* **AIM**: Below are some records. Copy every line in them that holds "this".

-- begin THE DATA --

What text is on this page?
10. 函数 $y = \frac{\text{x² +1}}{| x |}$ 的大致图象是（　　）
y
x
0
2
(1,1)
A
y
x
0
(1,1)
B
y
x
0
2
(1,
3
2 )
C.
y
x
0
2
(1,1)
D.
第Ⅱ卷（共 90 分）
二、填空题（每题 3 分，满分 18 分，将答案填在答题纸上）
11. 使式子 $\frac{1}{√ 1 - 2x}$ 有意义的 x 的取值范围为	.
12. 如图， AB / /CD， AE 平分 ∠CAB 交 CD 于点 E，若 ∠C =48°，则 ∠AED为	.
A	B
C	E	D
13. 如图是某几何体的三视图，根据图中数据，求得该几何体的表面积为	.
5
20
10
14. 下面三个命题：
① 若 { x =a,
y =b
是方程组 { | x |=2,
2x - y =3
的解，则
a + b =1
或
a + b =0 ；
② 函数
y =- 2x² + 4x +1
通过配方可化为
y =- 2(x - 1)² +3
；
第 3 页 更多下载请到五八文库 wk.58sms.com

-- end THE DATA --
-- begin THE DATA --

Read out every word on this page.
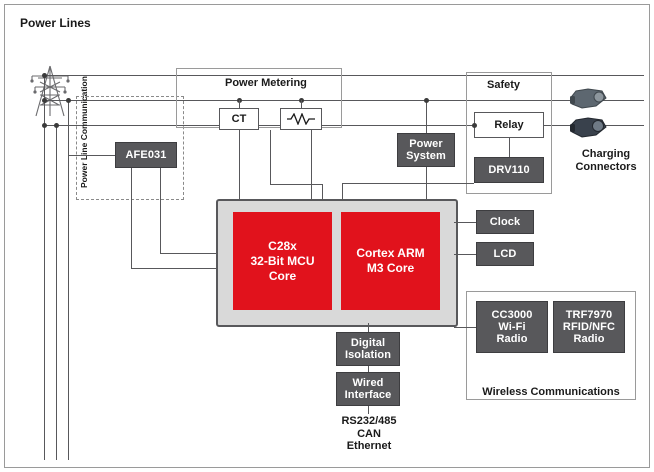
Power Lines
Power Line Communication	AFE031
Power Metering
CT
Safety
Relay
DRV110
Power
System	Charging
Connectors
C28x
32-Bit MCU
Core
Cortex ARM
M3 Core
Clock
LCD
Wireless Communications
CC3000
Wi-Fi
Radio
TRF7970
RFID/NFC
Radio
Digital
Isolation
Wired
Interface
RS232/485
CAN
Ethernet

-- end THE DATA --

* **SOLVED PROBLEM**:
What text is on this page?
Read out every word on this page.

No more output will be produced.